**TASK PROMPT:**
Read the records below and copy each line that contains "name".

--- begin THE RECORDS ---

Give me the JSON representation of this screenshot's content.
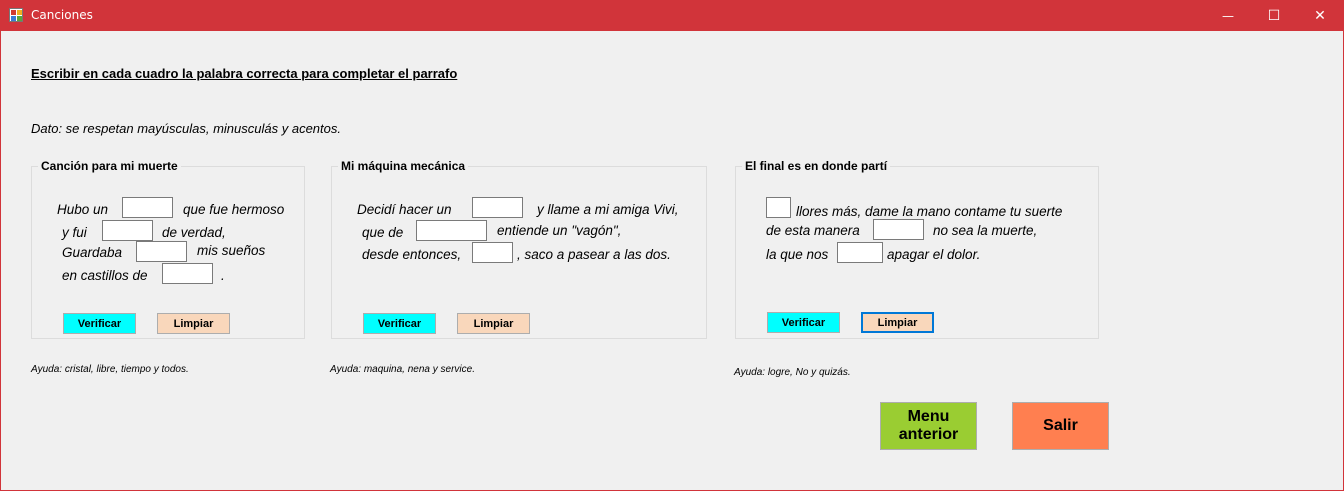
{
  "window": {
    "title": "Canciones",
    "minimize_glyph": "—",
    "maximize_glyph": "☐",
    "close_glyph": "✕",
    "icon": "app-form-icon"
  },
  "instructions": "Escribir en cada cuadro la palabra correcta para completar el parrafo",
  "dato": "Dato: se respetan mayúsculas, minusculás y acentos.",
  "groups": [
    {
      "title": "Canción para mi muerte",
      "line1a": "Hubo un",
      "line1b": "que fue hermoso",
      "line2a": "y fui",
      "line2b": "de verdad,",
      "line3a": "Guardaba",
      "line3b": "mis sueños",
      "line4a": "en castillos de",
      "line4b": ".",
      "verify_label": "Verificar",
      "clear_label": "Limpiar",
      "help": "Ayuda: cristal, libre, tiempo y todos."
    },
    {
      "title": "Mi máquina mecánica",
      "line1a": "Decidí hacer un",
      "line1b": "y llame a mi amiga Vivi,",
      "line2a": "que de",
      "line2b": "entiende un \"vagón\",",
      "line3a": "desde entonces,",
      "line3b": ", saco a pasear a las dos.",
      "verify_label": "Verificar",
      "clear_label": "Limpiar",
      "help": "Ayuda: maquina, nena y service."
    },
    {
      "title": "El final es en donde partí",
      "line1b": "llores más, dame la mano contame tu suerte",
      "line2a": "de esta manera",
      "line2b": "no sea la muerte,",
      "line3a": "la que nos",
      "line3b": "apagar el dolor.",
      "verify_label": "Verificar",
      "clear_label": "Limpiar",
      "help": "Ayuda: logre, No y quizás."
    }
  ],
  "buttons": {
    "menu_anterior_line1": "Menu",
    "menu_anterior_line2": "anterior",
    "salir": "Salir"
  },
  "colors": {
    "titlebar": "#d1343a",
    "verify": "#00ffff",
    "clear": "#f9d7bb",
    "menu": "#9acd32",
    "salir": "#ff7f50"
  }
}
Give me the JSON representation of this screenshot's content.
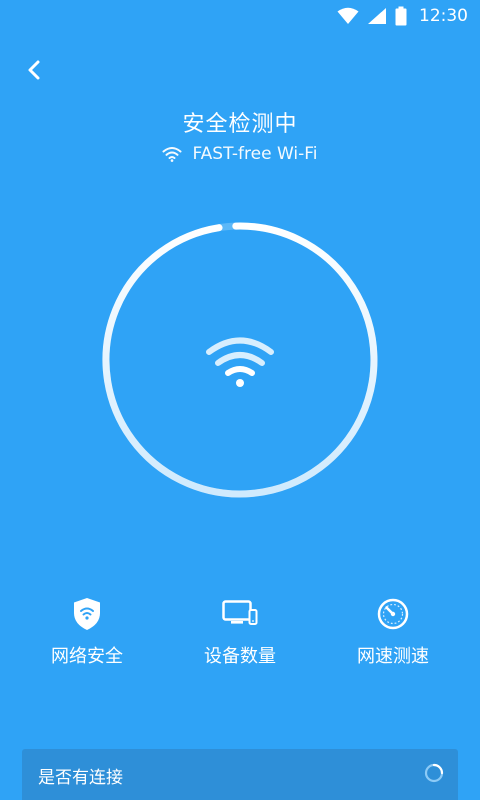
{
  "status_bar": {
    "time": "12:30",
    "icons": [
      "wifi-signal-icon",
      "cell-signal-icon",
      "battery-icon"
    ]
  },
  "header": {
    "back_icon": "chevron-left-icon",
    "title": "安全检测中",
    "ssid": "FAST-free Wi-Fi",
    "ssid_icon": "wifi-icon"
  },
  "progress": {
    "value": 0.98,
    "center_icon": "wifi-icon"
  },
  "features": [
    {
      "label": "网络安全",
      "icon": "shield-wifi-icon"
    },
    {
      "label": "设备数量",
      "icon": "devices-icon"
    },
    {
      "label": "网速测速",
      "icon": "speedometer-icon"
    }
  ],
  "check_item": {
    "label": "是否有连接",
    "icon": "loading-spinner-icon"
  },
  "colors": {
    "background": "#2fa3f6",
    "card": "#2e8fd8",
    "ring_track": "#5cb8f8",
    "ring_fill": "#ffffff"
  }
}
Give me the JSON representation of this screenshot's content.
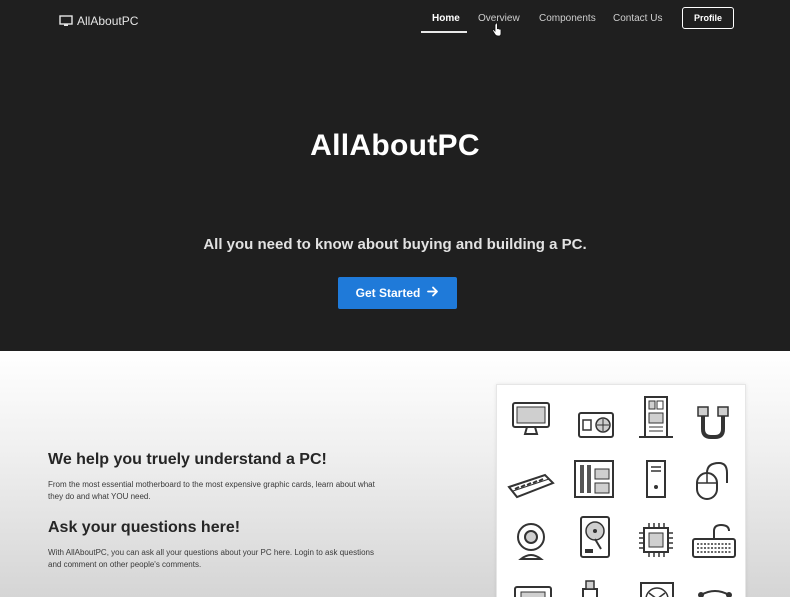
{
  "brand": {
    "name": "AllAboutPC",
    "icon": "monitor-icon"
  },
  "nav": {
    "links": [
      "Home",
      "Overview",
      "Components",
      "Contact Us"
    ],
    "active": "Home",
    "profile_label": "Profile"
  },
  "hero": {
    "title": "AllAboutPC",
    "subtitle": "All you need to know about buying and building a PC.",
    "cta_label": "Get Started",
    "cta_icon": "arrow-right-icon"
  },
  "features": [
    {
      "heading": "We help you truely understand a PC!",
      "text": "From the most essential motherboard to the most expensive graphic cards, learn about what they do and what YOU need."
    },
    {
      "heading": "Ask your questions here!",
      "text": "With AllAboutPC, you can ask all your questions about your PC here. Login to ask questions and comment on other people's comments."
    }
  ],
  "component_icons": [
    "monitor-icon",
    "power-supply-icon",
    "motherboard-icon",
    "sata-cable-icon",
    "ram-icon",
    "ram-slots-icon",
    "pc-tower-icon",
    "mouse-icon",
    "webcam-icon",
    "hard-drive-icon",
    "cpu-icon",
    "keyboard-icon",
    "ssd-icon",
    "usb-icon",
    "fan-icon",
    "cable-icon"
  ],
  "colors": {
    "hero_bg": "#1f1f1f",
    "cta": "#1f7ad9",
    "text_dark": "#262626"
  }
}
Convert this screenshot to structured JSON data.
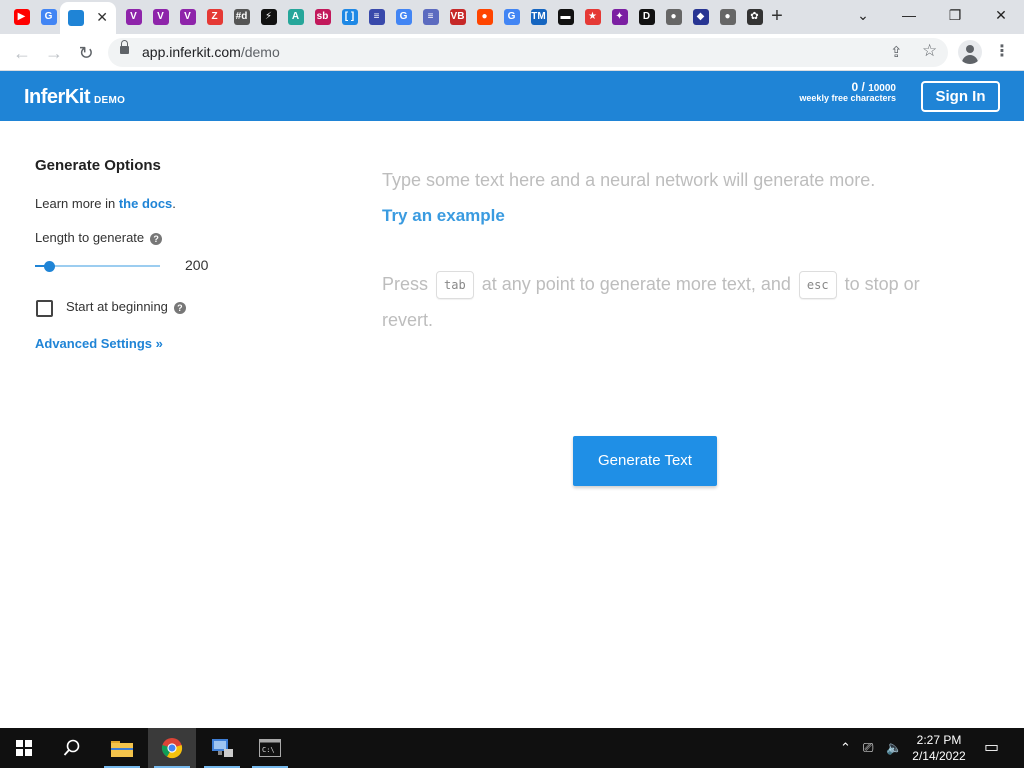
{
  "browser": {
    "url_domain": "app.inferkit.com",
    "url_path": "/demo",
    "tabs": [
      {
        "icon": "youtube-icon",
        "glyph": "▶",
        "color": "#ff0000"
      },
      {
        "icon": "google-icon",
        "glyph": "G",
        "color": "#4285f4"
      },
      {
        "icon": "inferkit-icon",
        "glyph": "",
        "color": "#1f84d6",
        "active": true
      },
      {
        "icon": "v-icon",
        "glyph": "V",
        "color": "#8e24aa"
      },
      {
        "icon": "v-icon",
        "glyph": "V",
        "color": "#8e24aa"
      },
      {
        "icon": "v-icon",
        "glyph": "V",
        "color": "#8e24aa"
      },
      {
        "icon": "z-icon",
        "glyph": "Z",
        "color": "#e53935"
      },
      {
        "icon": "hashtag-icon",
        "glyph": "#d",
        "color": "#555"
      },
      {
        "icon": "bolt-icon",
        "glyph": "⚡",
        "color": "#111"
      },
      {
        "icon": "a-icon",
        "glyph": "A",
        "color": "#26a69a"
      },
      {
        "icon": "sb-icon",
        "glyph": "sb",
        "color": "#c2185b"
      },
      {
        "icon": "brackets-icon",
        "glyph": "[ ]",
        "color": "#1e88e5"
      },
      {
        "icon": "doc-icon",
        "glyph": "≡",
        "color": "#3949ab"
      },
      {
        "icon": "google-icon",
        "glyph": "G",
        "color": "#4285f4"
      },
      {
        "icon": "doc-icon",
        "glyph": "≡",
        "color": "#5c6bc0"
      },
      {
        "icon": "vb-icon",
        "glyph": "VB",
        "color": "#c62828"
      },
      {
        "icon": "reddit-icon",
        "glyph": "●",
        "color": "#ff4500"
      },
      {
        "icon": "google-icon",
        "glyph": "G",
        "color": "#4285f4"
      },
      {
        "icon": "tm-icon",
        "glyph": "TM",
        "color": "#1565c0"
      },
      {
        "icon": "terminal-icon",
        "glyph": "▬",
        "color": "#111"
      },
      {
        "icon": "star-icon",
        "glyph": "★",
        "color": "#e53935"
      },
      {
        "icon": "unicorn-icon",
        "glyph": "✦",
        "color": "#7b1fa2"
      },
      {
        "icon": "d-icon",
        "glyph": "D",
        "color": "#111"
      },
      {
        "icon": "globe-icon",
        "glyph": "●",
        "color": "#666"
      },
      {
        "icon": "ninja-icon",
        "glyph": "◆",
        "color": "#283593"
      },
      {
        "icon": "globe-icon",
        "glyph": "●",
        "color": "#666"
      },
      {
        "icon": "openai-icon",
        "glyph": "✿",
        "color": "#333"
      }
    ],
    "close_glyph": "✕",
    "new_tab_glyph": "+",
    "window_controls": {
      "chevron": "⌄",
      "minimize": "—",
      "restore": "❐",
      "close": "✕"
    },
    "nav": {
      "back": "←",
      "forward": "→",
      "reload": "↻"
    },
    "share_glyph": "⇪",
    "bookmark_glyph": "☆",
    "menu_glyph": "⋮"
  },
  "header": {
    "brand": "InferKit",
    "brand_sub": "DEMO",
    "quota_used": "0",
    "quota_total": "10000",
    "quota_label": "weekly free characters",
    "signin_label": "Sign In"
  },
  "options": {
    "title": "Generate Options",
    "learn_prefix": "Learn more in ",
    "learn_link": "the docs",
    "learn_suffix": ".",
    "length_label": "Length to generate",
    "length_value": "200",
    "length_fraction": 0.1,
    "help_glyph": "?",
    "start_label": "Start at beginning",
    "start_checked": false,
    "advanced_label": "Advanced Settings »"
  },
  "editor": {
    "placeholder": "Type some text here and a neural network will generate more.",
    "try_example": "Try an example",
    "hint_press": "Press",
    "hint_key1": "tab",
    "hint_middle": "at any point to generate more text, and",
    "hint_key2": "esc",
    "hint_end": "to stop or revert.",
    "generate_label": "Generate Text"
  },
  "taskbar": {
    "start": "start-icon",
    "search": "search-icon",
    "apps": [
      {
        "name": "file-explorer-icon",
        "color": "#f3c34b"
      },
      {
        "name": "chrome-icon",
        "color": "#4caf50",
        "active": true
      },
      {
        "name": "network-icon",
        "color": "#3f7fd6"
      },
      {
        "name": "terminal-icon",
        "color": "#222"
      }
    ],
    "tray": {
      "chevron": "⌃",
      "network": "⎚",
      "volume": "🔈"
    },
    "time": "2:27 PM",
    "date": "2/14/2022",
    "notifications": "▭"
  },
  "colors": {
    "brand_blue": "#1f84d6",
    "button_blue": "#1f8fe6",
    "link_blue": "#3a9be0"
  }
}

--- end THE RECORDS ---

**IN RESPONSE:**
    "name": "AllAboutPC",
        "name": "file-explorer-icon",
        "name": "chrome-icon",
        "name": "network-icon",
        "name": "terminal-icon",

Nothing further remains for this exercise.